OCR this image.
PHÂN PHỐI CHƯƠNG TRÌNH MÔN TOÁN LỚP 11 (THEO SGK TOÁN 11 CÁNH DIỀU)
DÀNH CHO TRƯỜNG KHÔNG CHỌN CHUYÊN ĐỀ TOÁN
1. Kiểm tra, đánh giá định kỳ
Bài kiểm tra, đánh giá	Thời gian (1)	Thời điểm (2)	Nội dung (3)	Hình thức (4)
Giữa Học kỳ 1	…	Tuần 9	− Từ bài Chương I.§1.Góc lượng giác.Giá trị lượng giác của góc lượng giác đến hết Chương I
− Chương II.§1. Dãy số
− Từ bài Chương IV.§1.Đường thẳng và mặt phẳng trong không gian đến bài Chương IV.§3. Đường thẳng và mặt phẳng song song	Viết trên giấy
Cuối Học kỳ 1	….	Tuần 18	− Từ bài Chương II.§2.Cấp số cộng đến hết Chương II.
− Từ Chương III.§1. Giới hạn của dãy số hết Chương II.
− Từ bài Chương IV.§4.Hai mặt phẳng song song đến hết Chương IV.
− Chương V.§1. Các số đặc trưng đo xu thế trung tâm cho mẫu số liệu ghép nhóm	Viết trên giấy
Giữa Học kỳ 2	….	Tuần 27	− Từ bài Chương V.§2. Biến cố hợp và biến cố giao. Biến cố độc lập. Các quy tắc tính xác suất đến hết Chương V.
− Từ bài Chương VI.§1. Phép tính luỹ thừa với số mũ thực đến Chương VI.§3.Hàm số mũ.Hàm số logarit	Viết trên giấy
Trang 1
^^^^^^^^^^^^^^^^
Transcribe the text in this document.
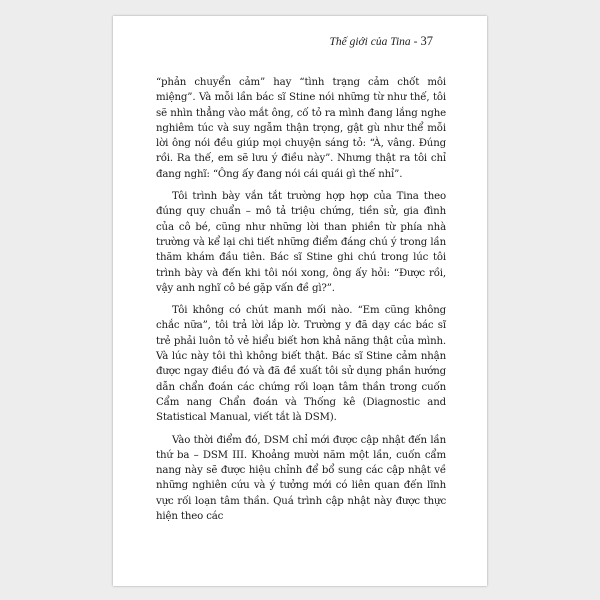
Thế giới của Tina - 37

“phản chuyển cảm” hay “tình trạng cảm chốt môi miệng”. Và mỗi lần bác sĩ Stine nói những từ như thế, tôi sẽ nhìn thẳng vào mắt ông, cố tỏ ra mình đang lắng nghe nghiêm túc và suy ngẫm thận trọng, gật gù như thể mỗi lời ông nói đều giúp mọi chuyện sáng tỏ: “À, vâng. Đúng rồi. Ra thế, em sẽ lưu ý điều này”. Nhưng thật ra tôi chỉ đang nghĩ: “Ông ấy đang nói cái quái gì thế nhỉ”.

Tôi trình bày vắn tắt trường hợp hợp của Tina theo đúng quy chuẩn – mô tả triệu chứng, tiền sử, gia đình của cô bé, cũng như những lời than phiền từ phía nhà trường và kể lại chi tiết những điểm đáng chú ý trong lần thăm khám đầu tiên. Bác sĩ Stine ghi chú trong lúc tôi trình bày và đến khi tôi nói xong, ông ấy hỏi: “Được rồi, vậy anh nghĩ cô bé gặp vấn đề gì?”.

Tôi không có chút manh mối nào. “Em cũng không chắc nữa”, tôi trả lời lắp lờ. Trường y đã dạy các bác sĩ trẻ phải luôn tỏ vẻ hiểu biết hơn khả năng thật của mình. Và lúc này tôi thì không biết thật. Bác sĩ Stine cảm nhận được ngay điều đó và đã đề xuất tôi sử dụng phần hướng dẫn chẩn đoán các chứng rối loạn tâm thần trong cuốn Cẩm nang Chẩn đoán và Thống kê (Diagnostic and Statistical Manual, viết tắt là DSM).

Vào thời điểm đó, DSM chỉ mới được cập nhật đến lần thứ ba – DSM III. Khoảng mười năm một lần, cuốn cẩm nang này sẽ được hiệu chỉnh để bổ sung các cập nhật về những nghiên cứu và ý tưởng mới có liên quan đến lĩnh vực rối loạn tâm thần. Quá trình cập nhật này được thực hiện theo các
^^^^^^^^^^^^^^^^
--- INSTRUCTION ---
From the data above, work out how many lines hold "cuốn". Answer with the number alone.

--- SOLUTION ---
2